**Records supplied:**
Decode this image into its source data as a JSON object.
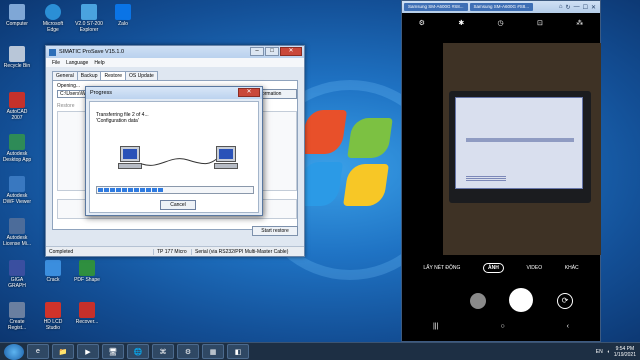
{
  "desktop": {
    "icons": [
      {
        "label": "Computer",
        "color": "#7fa7d6"
      },
      {
        "label": "Microsoft Edge",
        "color": "#2b8fd6"
      },
      {
        "label": "V2.0 S7-200 Explorer",
        "color": "#4aa3df"
      },
      {
        "label": "Zalo",
        "color": "#0a74e6"
      },
      {
        "label": "Recycle Bin",
        "color": "#b8c6d8"
      },
      {
        "label": "AutoCAD 2007",
        "color": "#c4312b"
      },
      {
        "label": "Autodesk Desktop App",
        "color": "#2e8b57"
      },
      {
        "label": "Autodesk DWF Viewer",
        "color": "#3978c0"
      },
      {
        "label": "Autodesk License Mi...",
        "color": "#4c6c9a"
      },
      {
        "label": "GIGA GRAPH",
        "color": "#3a4fa0"
      },
      {
        "label": "Create Regist...",
        "color": "#6a7fa0"
      },
      {
        "label": "Crack",
        "color": "#3b8ede"
      },
      {
        "label": "PDF Shape",
        "color": "#2f8f3f"
      },
      {
        "label": "HD LCD Studio",
        "color": "#d0332a"
      },
      {
        "label": "Recover...",
        "color": "#c6302b"
      }
    ]
  },
  "prosave": {
    "title": "SIMATIC ProSave V15.1.0",
    "menu": [
      "File",
      "Language",
      "Help"
    ],
    "tabs": [
      "General",
      "Backup",
      "Restore",
      "OS Update"
    ],
    "active_tab": "Restore",
    "opening_label": "Opening...",
    "path_value": "C:\\Users\\W",
    "info_button": "formation",
    "restore_checkbox": "Restore",
    "start_button": "Start restore",
    "status": {
      "left": "Completed",
      "device": "TP 177 Micro",
      "connection": "Serial (via RS232/PPI Multi-Master Cable)"
    }
  },
  "progress": {
    "title": "Progress",
    "line1": "Transferring file 2 of 4...",
    "line2": "'Configuration data'",
    "percent": 42,
    "cancel": "Cancel",
    "close_glyph": "✕"
  },
  "phone": {
    "tabs": [
      "Samsung SM-A600G #S8...",
      "Samsung SM-A600G #S8..."
    ],
    "controls": [
      "⌂",
      "↻",
      "—",
      "☐",
      "✕"
    ],
    "top_icons": [
      "⚙",
      "✱",
      "◷",
      "⊡",
      "⁂"
    ],
    "modes": [
      "LẤY NÉT ĐỘNG",
      "ẢNH",
      "VIDEO",
      "KHÁC"
    ],
    "active_mode": "ẢNH",
    "nav": [
      "|||",
      "○",
      "‹"
    ],
    "switch_glyph": "⟳"
  },
  "taskbar": {
    "apps": [
      "e",
      "📁",
      "▶",
      "🖥",
      "🌐",
      "⌘",
      "⚙",
      "▦",
      "◧"
    ],
    "lang": "EN",
    "time": "9:54 PM",
    "date": "1/19/2021"
  }
}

**Work to do:** State how many lines of the entries above include the word "Autodesk", offering no text other than the number.

**Result of this exercise:** 3